_DOCUMENT TEXT_
────────────────

What Encryption Algorithms Are You Using?


Security is an important consideration when designing a database application. Who can get access to what data? How much damage can someone do if they get at your data?

In SQL Server 2005 Microsoft implemented column-based encryption, and in SQL Server 2008 they added Transparent Data Encryption. Both solutions work well for their intended use, and they're not mutually exclusive.

When I walk into a new client it's important for me to know what the security environment is, and how data is secured. Weak encryption is better than none at all, but strong encryption is better.

I've written a PowerShell script that reports by database what encryption keys have been implemented, and what algorithm is used for each key. First I load the SMO library and then connect to the SQL Server instance via SMO.

[System.Reflection.Assembly]::LoadWithPartialName( 'Microsoft.SqlServer.SMO') | out-null
$s = new-object ('Microsoft.SqlServer.Management.Smo.Server') 'MyServer\MyInstance'

Then, I iterate through the databases, and within each database I grab the database name, then I pipe the AsymmetricKeys collection to a select where I return the database name, the key name and algorithm, then do the same thing for the symmetric keys.

────────────────

Records from a collection:
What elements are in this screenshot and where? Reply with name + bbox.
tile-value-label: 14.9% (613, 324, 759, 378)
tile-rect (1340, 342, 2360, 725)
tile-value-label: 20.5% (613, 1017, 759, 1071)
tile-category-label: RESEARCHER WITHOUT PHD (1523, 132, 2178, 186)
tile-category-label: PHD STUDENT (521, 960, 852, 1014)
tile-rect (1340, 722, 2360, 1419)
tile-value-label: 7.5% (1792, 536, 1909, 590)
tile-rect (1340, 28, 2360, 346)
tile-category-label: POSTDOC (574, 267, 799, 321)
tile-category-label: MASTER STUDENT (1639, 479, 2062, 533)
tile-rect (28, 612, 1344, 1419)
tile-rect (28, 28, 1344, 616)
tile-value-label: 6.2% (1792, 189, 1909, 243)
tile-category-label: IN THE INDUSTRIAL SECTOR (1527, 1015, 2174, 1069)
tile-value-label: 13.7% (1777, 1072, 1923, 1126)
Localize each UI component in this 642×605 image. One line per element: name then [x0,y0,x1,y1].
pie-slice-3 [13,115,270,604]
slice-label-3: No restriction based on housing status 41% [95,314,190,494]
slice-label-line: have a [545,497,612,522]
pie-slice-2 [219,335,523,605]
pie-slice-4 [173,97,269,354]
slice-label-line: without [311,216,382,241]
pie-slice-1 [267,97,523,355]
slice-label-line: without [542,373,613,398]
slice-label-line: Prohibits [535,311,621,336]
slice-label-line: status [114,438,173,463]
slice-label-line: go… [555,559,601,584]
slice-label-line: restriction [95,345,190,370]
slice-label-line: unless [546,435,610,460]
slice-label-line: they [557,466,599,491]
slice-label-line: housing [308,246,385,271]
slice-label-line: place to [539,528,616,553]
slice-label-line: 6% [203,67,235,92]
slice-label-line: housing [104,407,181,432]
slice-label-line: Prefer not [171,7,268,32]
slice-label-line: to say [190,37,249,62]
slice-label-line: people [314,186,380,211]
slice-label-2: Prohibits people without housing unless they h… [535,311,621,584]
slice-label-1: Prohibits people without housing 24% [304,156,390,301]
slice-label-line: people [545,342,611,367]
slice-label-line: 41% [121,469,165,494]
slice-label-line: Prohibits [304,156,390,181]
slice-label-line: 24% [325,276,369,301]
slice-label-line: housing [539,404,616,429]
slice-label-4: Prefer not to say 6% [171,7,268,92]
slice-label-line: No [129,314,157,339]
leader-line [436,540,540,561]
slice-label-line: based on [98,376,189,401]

────────────────

_WHAT TO WORK ON_
(a) List every sentence in the encryption article, title included, that ends with a question mark.
(b) Rewrite the part of the encryption article from "Security is an" to "at your data?", replacing "database application" with "web application".
(c) Carry the article on SQL Server encryption algorithms forward from its last sentence.

_ANSWERS TO THIS EXERCISE_
(a)
What Encryption Algorithms Are You Using?
Who can get access to what data?
How much damage can someone do if they get at your data?

(b)
Security is an important consideration when designing a web application. Who can get access to what data? How much damage can someone do if they get at your data?

(c)
# Iterate through the databases to check database names
foreach ($db in $s.Databases) {
[string]$nm = $db.Name
$keys = $db.AsymmetricKeys
$keys | select @{Name="Database"; Expression = {$nm}}, Name, KeyEncryptionAlgorithm
$keys = $db.SymmetricKeys
$keys | select @{Name="Database"; Expression = {$nm}}, Name, EncryptionAlgorithm

This gives me a quick view of what's been set up. I look to see that a strong algorithm is used, like AES256 (or higher), and any use of DES or TripleDes is a big red flag, due to its weakness against dictionary attacks.

A discussion on encryption strategies is beyond the scope of what I wanted to do here, I just wanted to give you a way to find the keys you're using and make sure they meet your needs.